Dataset items
◆ ◆ ◆

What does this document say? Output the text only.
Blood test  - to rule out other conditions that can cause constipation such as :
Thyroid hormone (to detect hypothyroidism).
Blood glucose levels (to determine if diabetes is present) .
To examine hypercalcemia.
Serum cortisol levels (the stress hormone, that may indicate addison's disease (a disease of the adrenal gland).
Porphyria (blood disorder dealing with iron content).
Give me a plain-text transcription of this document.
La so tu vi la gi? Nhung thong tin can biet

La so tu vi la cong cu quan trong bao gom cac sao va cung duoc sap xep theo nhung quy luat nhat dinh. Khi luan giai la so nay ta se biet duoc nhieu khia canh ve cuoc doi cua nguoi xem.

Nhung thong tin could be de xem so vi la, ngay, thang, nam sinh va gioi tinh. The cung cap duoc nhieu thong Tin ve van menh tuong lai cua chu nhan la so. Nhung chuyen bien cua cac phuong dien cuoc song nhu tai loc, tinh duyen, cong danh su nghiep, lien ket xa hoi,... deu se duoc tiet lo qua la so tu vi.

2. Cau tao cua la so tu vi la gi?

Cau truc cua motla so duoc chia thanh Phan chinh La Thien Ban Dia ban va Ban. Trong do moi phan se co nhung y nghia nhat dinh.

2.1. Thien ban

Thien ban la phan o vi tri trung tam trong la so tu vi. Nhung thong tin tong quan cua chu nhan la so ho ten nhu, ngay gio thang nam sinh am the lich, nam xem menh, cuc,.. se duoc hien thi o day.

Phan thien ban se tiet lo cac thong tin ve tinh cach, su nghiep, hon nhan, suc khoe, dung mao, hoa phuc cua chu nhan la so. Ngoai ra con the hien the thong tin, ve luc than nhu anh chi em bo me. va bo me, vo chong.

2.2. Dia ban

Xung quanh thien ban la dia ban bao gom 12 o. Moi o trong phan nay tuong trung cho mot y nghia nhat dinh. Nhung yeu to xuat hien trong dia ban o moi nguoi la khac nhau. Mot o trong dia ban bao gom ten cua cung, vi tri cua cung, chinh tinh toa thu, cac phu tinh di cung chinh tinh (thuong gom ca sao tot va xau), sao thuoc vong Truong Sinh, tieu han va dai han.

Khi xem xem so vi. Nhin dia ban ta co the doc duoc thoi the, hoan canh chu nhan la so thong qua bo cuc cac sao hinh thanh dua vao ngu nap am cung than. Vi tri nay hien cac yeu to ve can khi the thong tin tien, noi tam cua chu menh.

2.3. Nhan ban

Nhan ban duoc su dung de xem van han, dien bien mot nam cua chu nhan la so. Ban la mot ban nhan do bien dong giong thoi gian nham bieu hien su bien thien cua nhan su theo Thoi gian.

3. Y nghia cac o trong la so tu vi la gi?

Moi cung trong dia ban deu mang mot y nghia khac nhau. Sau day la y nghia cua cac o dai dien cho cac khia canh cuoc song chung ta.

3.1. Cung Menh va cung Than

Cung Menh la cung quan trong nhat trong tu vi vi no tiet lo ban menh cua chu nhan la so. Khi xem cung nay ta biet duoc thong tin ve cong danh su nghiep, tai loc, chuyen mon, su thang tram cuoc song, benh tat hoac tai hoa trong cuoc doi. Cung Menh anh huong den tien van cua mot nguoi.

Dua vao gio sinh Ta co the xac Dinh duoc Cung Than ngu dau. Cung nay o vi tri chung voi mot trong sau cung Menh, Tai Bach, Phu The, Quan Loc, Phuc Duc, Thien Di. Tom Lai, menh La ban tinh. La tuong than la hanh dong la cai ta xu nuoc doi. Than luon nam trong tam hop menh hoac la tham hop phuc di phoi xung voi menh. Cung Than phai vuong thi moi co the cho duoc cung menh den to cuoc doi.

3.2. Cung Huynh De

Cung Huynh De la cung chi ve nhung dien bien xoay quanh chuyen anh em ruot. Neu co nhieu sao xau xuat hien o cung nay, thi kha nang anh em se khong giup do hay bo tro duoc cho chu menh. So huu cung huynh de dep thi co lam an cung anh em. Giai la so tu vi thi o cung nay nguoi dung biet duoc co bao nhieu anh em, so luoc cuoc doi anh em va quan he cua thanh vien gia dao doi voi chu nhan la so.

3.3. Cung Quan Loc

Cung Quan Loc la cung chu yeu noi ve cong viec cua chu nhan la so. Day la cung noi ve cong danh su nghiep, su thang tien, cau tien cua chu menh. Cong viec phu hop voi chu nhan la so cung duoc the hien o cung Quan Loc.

◆ ◆ ◆

*WHAT TO DO*
Gather each line from the entries above that includes the word "ngay".

*TASK OUTPUT*
Nhung thong tin could be de xem so vi la, ngay, thang, nam sinh va gioi tinh. The cung cap duoc nhieu thong Tin ve van menh tuong lai cua chu nhan la so. Nhung chuyen bien cua cac phuong dien cuoc song nhu tai loc, tinh duyen, cong danh su nghiep, lien ket xa hoi,... deu se duoc tiet lo qua la so tu vi.
Thien ban la phan o vi tri trung tam trong la so tu vi. Nhung thong tin tong quan cua chu nhan la so ho ten nhu, ngay gio thang nam sinh am the lich, nam xem menh, cuc,.. se duoc hien thi o day.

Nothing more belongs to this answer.